**STATED EXERCISE**
Output each entry verbatim and exclude every picture from it.

(Extracted records)

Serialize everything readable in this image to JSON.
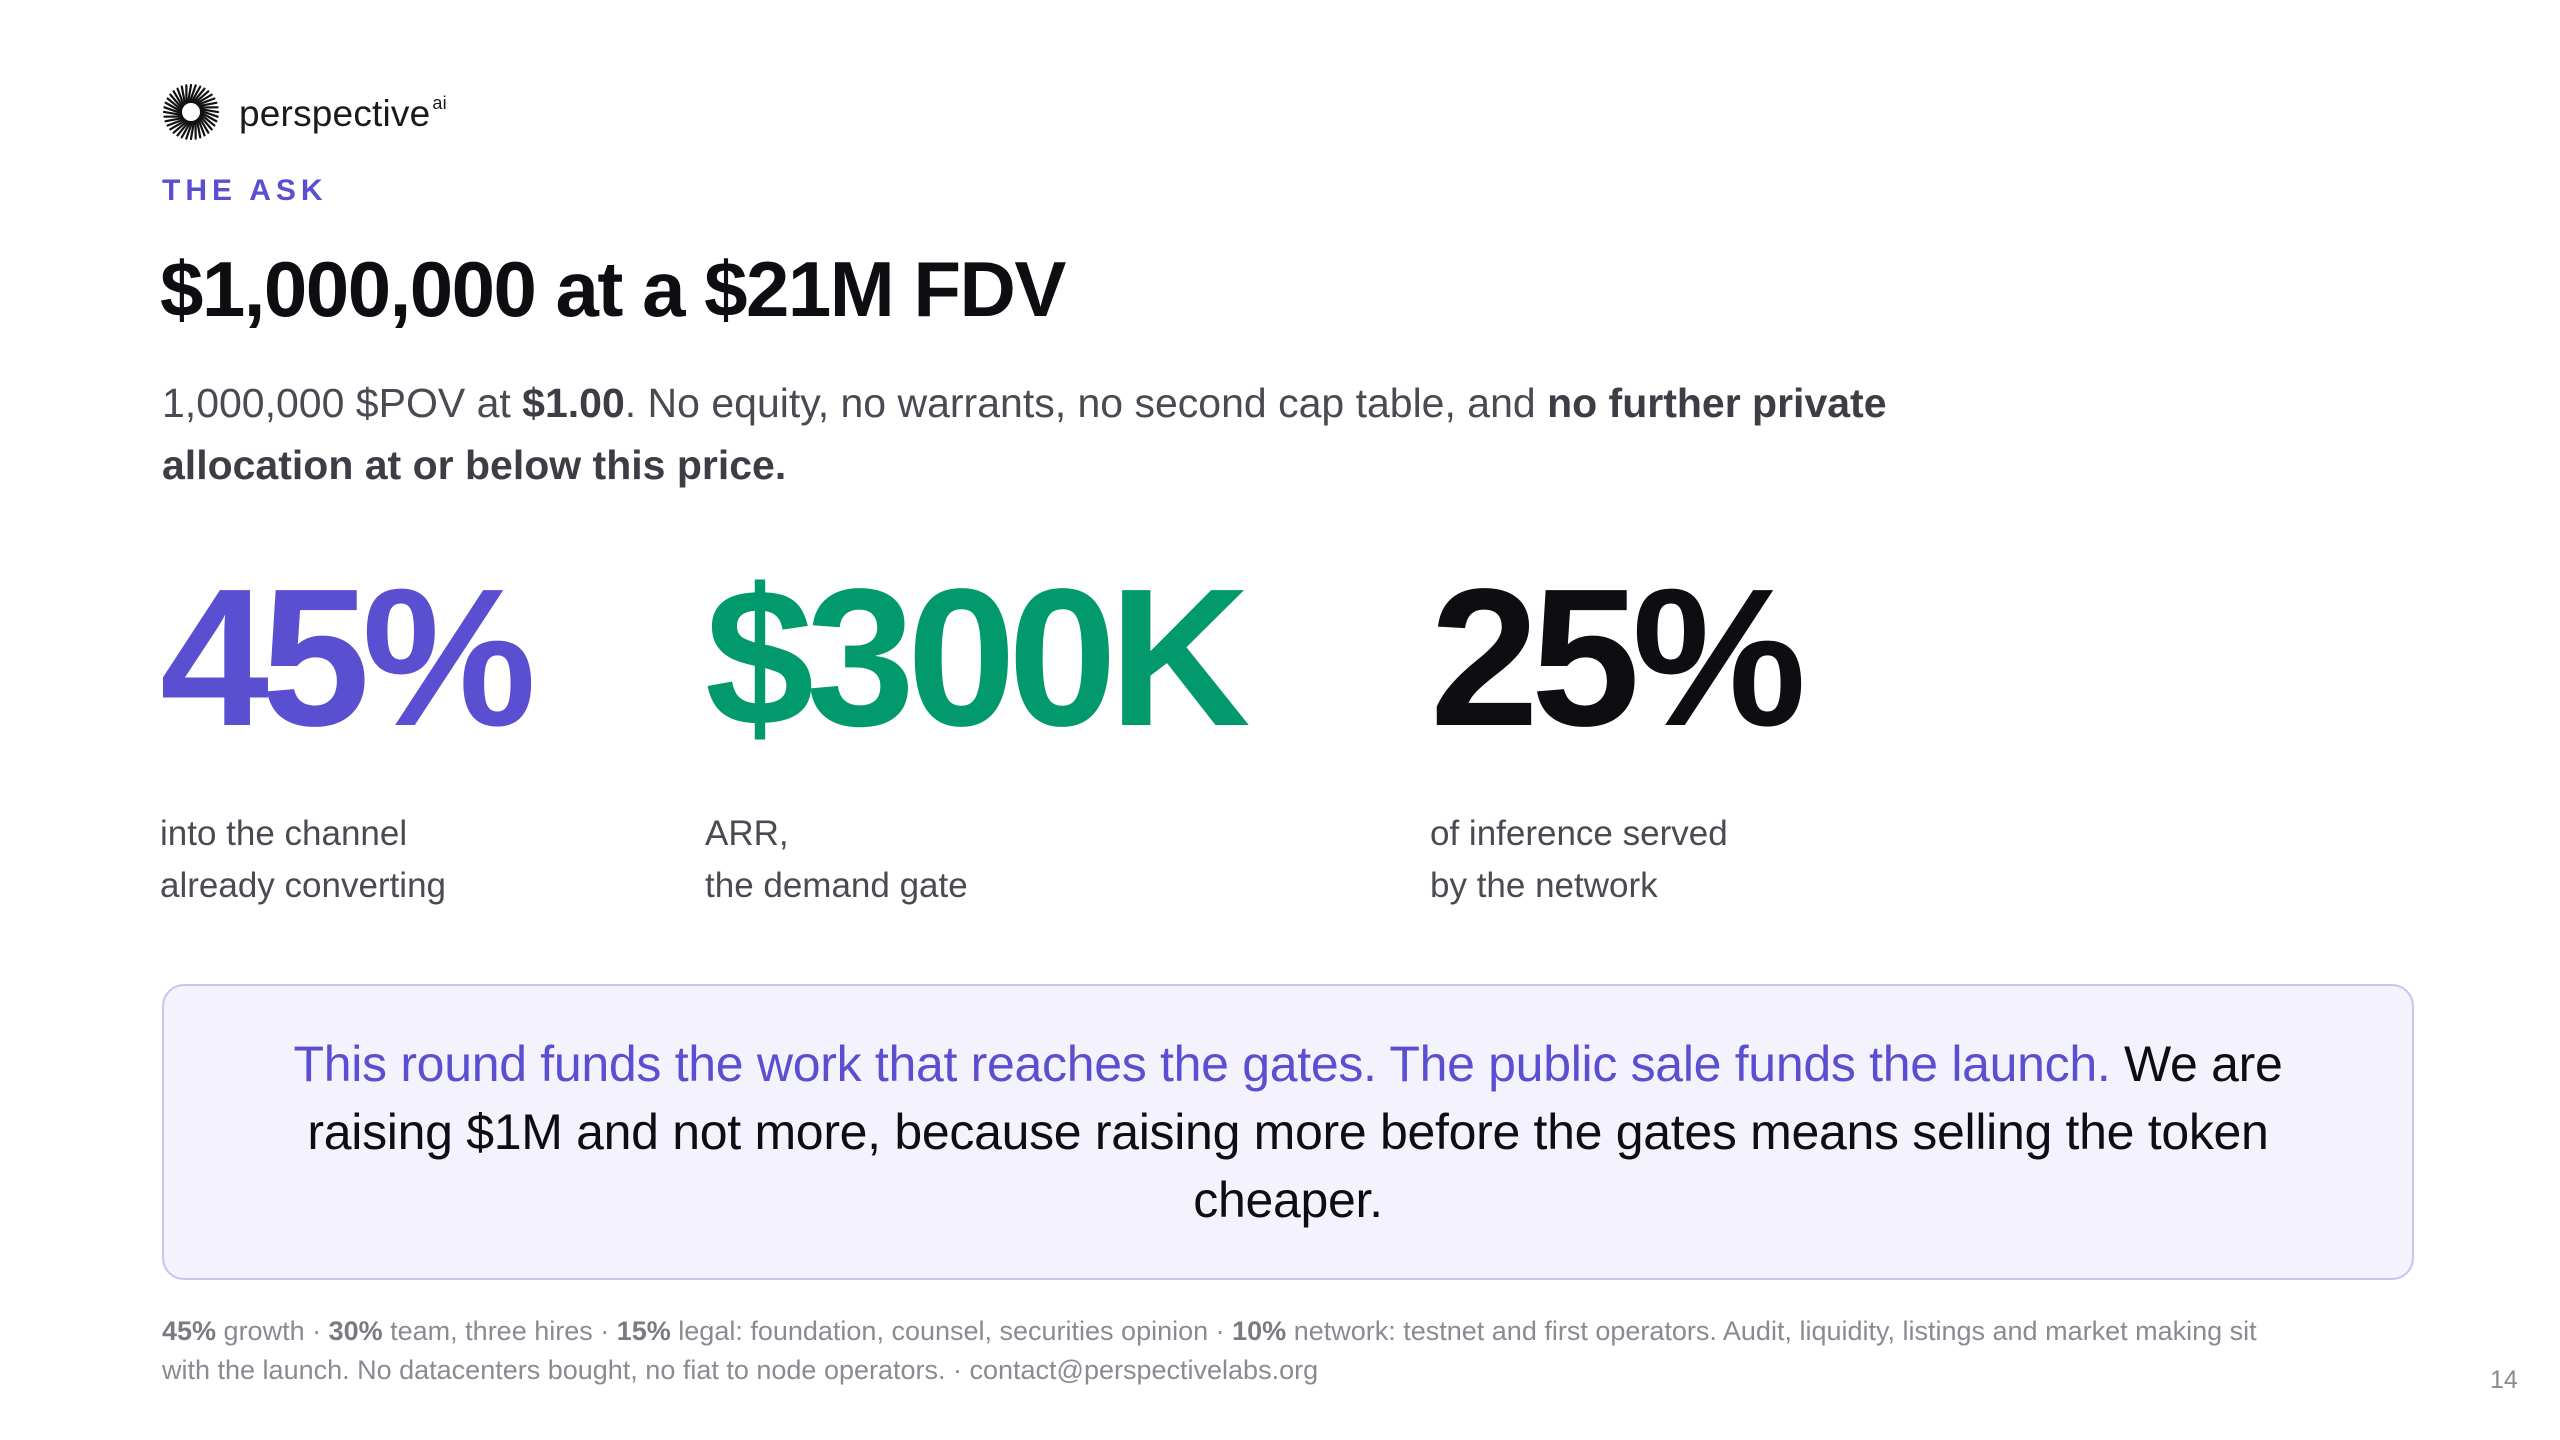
{
  "brand": {
    "name": "perspective",
    "superscript": "ai",
    "logo_icon": "sunburst-logo-icon"
  },
  "eyebrow": "THE ASK",
  "headline": "$1,000,000 at a $21M FDV",
  "subhead": {
    "p1": "1,000,000 $POV at ",
    "b1": "$1.00",
    "p2": ". No equity, no warrants, no second cap table, and ",
    "b2": "no further private allocation at or below this price."
  },
  "stats": [
    {
      "value": "45%",
      "label_line1": "into the channel",
      "label_line2": "already converting",
      "color": "#5b4fd1"
    },
    {
      "value": "$300K",
      "label_line1": "ARR,",
      "label_line2": "the demand gate",
      "color": "#029a6c"
    },
    {
      "value": "25%",
      "label_line1": "of inference served",
      "label_line2": "by the network",
      "color": "#0d0d12"
    }
  ],
  "callout": {
    "accent": "This round funds the work that reaches the gates. The public sale funds the launch.",
    "rest": " We are raising $1M and not more, because raising more before the gates means selling the token cheaper."
  },
  "footnote": {
    "b1": "45%",
    "t1": " growth · ",
    "b2": "30%",
    "t2": " team, three hires · ",
    "b3": "15%",
    "t3": " legal: foundation, counsel, securities opinion · ",
    "b4": "10%",
    "t4": " network: testnet and first operators. Audit, liquidity, listings and market making sit with the launch. No datacenters bought, no fiat to node operators.  ·  contact@perspectivelabs.org"
  },
  "page_number": "14",
  "colors": {
    "accent_purple": "#5b4fd1",
    "accent_green": "#029a6c",
    "callout_bg": "#f3f2fd"
  }
}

**REPLY TO THE TASK**
Serialize everything readable in this image to JSON.
{
  "brand": {
    "name": "perspective",
    "superscript": "ai",
    "logo_icon": "sunburst-logo-icon"
  },
  "eyebrow": "THE ASK",
  "headline": "$1,000,000 at a $21M FDV",
  "subhead": {
    "p1": "1,000,000 $POV at ",
    "b1": "$1.00",
    "p2": ". No equity, no warrants, no second cap table, and ",
    "b2": "no further private allocation at or below this price."
  },
  "stats": [
    {
      "value": "45%",
      "label_line1": "into the channel",
      "label_line2": "already converting",
      "color": "#5b4fd1"
    },
    {
      "value": "$300K",
      "label_line1": "ARR,",
      "label_line2": "the demand gate",
      "color": "#029a6c"
    },
    {
      "value": "25%",
      "label_line1": "of inference served",
      "label_line2": "by the network",
      "color": "#0d0d12"
    }
  ],
  "callout": {
    "accent": "This round funds the work that reaches the gates. The public sale funds the launch.",
    "rest": " We are raising $1M and not more, because raising more before the gates means selling the token cheaper."
  },
  "footnote": {
    "b1": "45%",
    "t1": " growth · ",
    "b2": "30%",
    "t2": " team, three hires · ",
    "b3": "15%",
    "t3": " legal: foundation, counsel, securities opinion · ",
    "b4": "10%",
    "t4": " network: testnet and first operators. Audit, liquidity, listings and market making sit with the launch. No datacenters bought, no fiat to node operators.  ·  contact@perspectivelabs.org"
  },
  "page_number": "14",
  "colors": {
    "accent_purple": "#5b4fd1",
    "accent_green": "#029a6c",
    "callout_bg": "#f3f2fd"
  }
}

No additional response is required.